─── INFORMATION PROVIDED

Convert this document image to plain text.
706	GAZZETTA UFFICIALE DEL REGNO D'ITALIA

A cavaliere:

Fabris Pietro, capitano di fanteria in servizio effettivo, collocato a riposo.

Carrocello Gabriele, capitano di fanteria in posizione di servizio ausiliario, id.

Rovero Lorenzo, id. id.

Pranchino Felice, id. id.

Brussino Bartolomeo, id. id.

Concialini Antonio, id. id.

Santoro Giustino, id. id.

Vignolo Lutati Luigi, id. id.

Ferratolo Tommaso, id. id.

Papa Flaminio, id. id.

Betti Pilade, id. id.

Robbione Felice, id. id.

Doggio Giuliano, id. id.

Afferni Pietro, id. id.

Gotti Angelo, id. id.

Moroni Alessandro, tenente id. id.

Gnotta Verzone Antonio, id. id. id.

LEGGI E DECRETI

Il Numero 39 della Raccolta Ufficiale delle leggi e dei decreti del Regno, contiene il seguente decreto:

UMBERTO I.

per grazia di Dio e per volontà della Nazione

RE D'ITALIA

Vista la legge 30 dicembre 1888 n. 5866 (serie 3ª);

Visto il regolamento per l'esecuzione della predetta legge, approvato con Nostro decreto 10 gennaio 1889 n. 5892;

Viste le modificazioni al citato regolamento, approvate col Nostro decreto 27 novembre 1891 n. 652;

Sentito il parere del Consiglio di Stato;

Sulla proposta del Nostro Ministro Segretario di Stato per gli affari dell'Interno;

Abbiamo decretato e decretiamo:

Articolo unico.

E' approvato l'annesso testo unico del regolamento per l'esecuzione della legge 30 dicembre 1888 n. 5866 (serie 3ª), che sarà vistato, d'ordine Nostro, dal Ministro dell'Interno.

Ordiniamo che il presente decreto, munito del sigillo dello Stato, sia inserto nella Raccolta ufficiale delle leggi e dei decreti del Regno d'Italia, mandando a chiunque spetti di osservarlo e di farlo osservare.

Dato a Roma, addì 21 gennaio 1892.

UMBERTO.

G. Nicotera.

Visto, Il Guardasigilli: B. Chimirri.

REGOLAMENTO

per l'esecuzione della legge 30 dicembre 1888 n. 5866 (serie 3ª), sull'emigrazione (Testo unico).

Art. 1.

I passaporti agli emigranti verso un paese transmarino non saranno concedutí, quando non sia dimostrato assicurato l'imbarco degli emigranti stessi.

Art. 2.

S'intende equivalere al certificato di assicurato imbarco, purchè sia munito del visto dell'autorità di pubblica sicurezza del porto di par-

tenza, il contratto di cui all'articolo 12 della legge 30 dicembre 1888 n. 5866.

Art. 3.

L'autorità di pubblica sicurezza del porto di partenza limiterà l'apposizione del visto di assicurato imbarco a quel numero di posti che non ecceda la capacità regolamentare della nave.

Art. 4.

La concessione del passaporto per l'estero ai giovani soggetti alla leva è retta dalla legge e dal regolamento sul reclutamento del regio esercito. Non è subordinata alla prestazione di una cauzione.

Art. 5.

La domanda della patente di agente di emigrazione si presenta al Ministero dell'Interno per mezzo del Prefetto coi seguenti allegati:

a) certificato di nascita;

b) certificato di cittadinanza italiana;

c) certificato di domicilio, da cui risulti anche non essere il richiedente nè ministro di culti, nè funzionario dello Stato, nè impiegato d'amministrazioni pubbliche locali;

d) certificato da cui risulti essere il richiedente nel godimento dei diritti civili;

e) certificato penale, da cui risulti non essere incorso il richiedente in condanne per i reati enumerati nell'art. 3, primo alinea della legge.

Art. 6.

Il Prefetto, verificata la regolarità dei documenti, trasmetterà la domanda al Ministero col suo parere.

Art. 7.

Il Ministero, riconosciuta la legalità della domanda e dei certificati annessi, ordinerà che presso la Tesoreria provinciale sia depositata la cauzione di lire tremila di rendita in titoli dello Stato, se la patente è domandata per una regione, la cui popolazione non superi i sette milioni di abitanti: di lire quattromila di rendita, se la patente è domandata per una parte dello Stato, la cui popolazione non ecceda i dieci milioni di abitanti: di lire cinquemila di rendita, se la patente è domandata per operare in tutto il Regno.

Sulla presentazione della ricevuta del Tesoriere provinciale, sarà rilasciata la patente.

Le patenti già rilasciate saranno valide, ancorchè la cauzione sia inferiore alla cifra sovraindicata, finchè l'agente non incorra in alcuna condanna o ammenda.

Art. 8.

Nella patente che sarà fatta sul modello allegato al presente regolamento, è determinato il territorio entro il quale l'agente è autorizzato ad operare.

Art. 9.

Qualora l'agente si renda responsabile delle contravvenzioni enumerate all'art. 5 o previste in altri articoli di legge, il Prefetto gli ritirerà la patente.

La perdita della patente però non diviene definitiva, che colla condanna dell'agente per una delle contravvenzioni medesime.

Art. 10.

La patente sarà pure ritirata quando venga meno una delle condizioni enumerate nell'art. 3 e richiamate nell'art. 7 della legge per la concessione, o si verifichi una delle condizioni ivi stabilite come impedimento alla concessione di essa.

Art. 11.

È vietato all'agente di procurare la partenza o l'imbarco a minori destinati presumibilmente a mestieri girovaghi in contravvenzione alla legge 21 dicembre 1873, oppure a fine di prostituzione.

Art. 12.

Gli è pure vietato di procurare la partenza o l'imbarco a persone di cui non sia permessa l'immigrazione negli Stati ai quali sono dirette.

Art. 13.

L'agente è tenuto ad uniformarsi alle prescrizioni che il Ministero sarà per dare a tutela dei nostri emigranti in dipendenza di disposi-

──────

INSTRUCTION
The records above are to be copied in full, exactly as written.

PROBLEM SOLUTION
Convert this document image to plain text.
706	GAZZETTA UFFICIALE DEL REGNO D'ITALIA

A cavaliere:

Fabris Pietro, capitano di fanteria in servizio effettivo, collocato a riposo.

Carrocello Gabriele, capitano di fanteria in posizione di servizio ausiliario, id.

Rovero Lorenzo, id. id.

Pranchino Felice, id. id.

Brussino Bartolomeo, id. id.

Concialini Antonio, id. id.

Santoro Giustino, id. id.

Vignolo Lutati Luigi, id. id.

Ferratolo Tommaso, id. id.

Papa Flaminio, id. id.

Betti Pilade, id. id.

Robbione Felice, id. id.

Doggio Giuliano, id. id.

Afferni Pietro, id. id.

Gotti Angelo, id. id.

Moroni Alessandro, tenente id. id.

Gnotta Verzone Antonio, id. id. id.

LEGGI E DECRETI

Il Numero 39 della Raccolta Ufficiale delle leggi e dei decreti del Regno, contiene il seguente decreto:

UMBERTO I.

per grazia di Dio e per volontà della Nazione

RE D'ITALIA

Vista la legge 30 dicembre 1888 n. 5866 (serie 3ª);

Visto il regolamento per l'esecuzione della predetta legge, approvato con Nostro decreto 10 gennaio 1889 n. 5892;

Viste le modificazioni al citato regolamento, approvate col Nostro decreto 27 novembre 1891 n. 652;

Sentito il parere del Consiglio di Stato;

Sulla proposta del Nostro Ministro Segretario di Stato per gli affari dell'Interno;

Abbiamo decretato e decretiamo:

Articolo unico.

E' approvato l'annesso testo unico del regolamento per l'esecuzione della legge 30 dicembre 1888 n. 5866 (serie 3ª), che sarà vistato, d'ordine Nostro, dal Ministro dell'Interno.

Ordiniamo che il presente decreto, munito del sigillo dello Stato, sia inserto nella Raccolta ufficiale delle leggi e dei decreti del Regno d'Italia, mandando a chiunque spetti di osservarlo e di farlo osservare.

Dato a Roma, addì 21 gennaio 1892.

UMBERTO.

G. Nicotera.

Visto, Il Guardasigilli: B. Chimirri.

REGOLAMENTO

per l'esecuzione della legge 30 dicembre 1888 n. 5866 (serie 3ª), sull'emigrazione (Testo unico).

Art. 1.

I passaporti agli emigranti verso un paese transmarino non saranno concedutí, quando non sia dimostrato assicurato l'imbarco degli emigranti stessi.

Art. 2.

S'intende equivalere al certificato di assicurato imbarco, purchè sia munito del visto dell'autorità di pubblica sicurezza del porto di par-

tenza, il contratto di cui all'articolo 12 della legge 30 dicembre 1888 n. 5866.

Art. 3.

L'autorità di pubblica sicurezza del porto di partenza limiterà l'apposizione del visto di assicurato imbarco a quel numero di posti che non ecceda la capacità regolamentare della nave.

Art. 4.

La concessione del passaporto per l'estero ai giovani soggetti alla leva è retta dalla legge e dal regolamento sul reclutamento del regio esercito. Non è subordinata alla prestazione di una cauzione.

Art. 5.

La domanda della patente di agente di emigrazione si presenta al Ministero dell'Interno per mezzo del Prefetto coi seguenti allegati:

a) certificato di nascita;

b) certificato di cittadinanza italiana;

c) certificato di domicilio, da cui risulti anche non essere il richiedente nè ministro di culti, nè funzionario dello Stato, nè impiegato d'amministrazioni pubbliche locali;

d) certificato da cui risulti essere il richiedente nel godimento dei diritti civili;

e) certificato penale, da cui risulti non essere incorso il richiedente in condanne per i reati enumerati nell'art. 3, primo alinea della legge.

Art. 6.

Il Prefetto, verificata la regolarità dei documenti, trasmetterà la domanda al Ministero col suo parere.

Art. 7.

Il Ministero, riconosciuta la legalità della domanda e dei certificati annessi, ordinerà che presso la Tesoreria provinciale sia depositata la cauzione di lire tremila di rendita in titoli dello Stato, se la patente è domandata per una regione, la cui popolazione non superi i sette milioni di abitanti: di lire quattromila di rendita, se la patente è domandata per una parte dello Stato, la cui popolazione non ecceda i dieci milioni di abitanti: di lire cinquemila di rendita, se la patente è domandata per operare in tutto il Regno.

Sulla presentazione della ricevuta del Tesoriere provinciale, sarà rilasciata la patente.

Le patenti già rilasciate saranno valide, ancorchè la cauzione sia inferiore alla cifra sovraindicata, finchè l'agente non incorra in alcuna condanna o ammenda.

Art. 8.

Nella patente che sarà fatta sul modello allegato al presente regolamento, è determinato il territorio entro il quale l'agente è autorizzato ad operare.

Art. 9.

Qualora l'agente si renda responsabile delle contravvenzioni enumerate all'art. 5 o previste in altri articoli di legge, il Prefetto gli ritirerà la patente.

La perdita della patente però non diviene definitiva, che colla condanna dell'agente per una delle contravvenzioni medesime.

Art. 10.

La patente sarà pure ritirata quando venga meno una delle condizioni enumerate nell'art. 3 e richiamate nell'art. 7 della legge per la concessione, o si verifichi una delle condizioni ivi stabilite come impedimento alla concessione di essa.

Art. 11.

È vietato all'agente di procurare la partenza o l'imbarco a minori destinati presumibilmente a mestieri girovaghi in contravvenzione alla legge 21 dicembre 1873, oppure a fine di prostituzione.

Art. 12.

Gli è pure vietato di procurare la partenza o l'imbarco a persone di cui non sia permessa l'immigrazione negli Stati ai quali sono dirette.

Art. 13.

L'agente è tenuto ad uniformarsi alle prescrizioni che il Ministero sarà per dare a tutela dei nostri emigranti in dipendenza di disposi-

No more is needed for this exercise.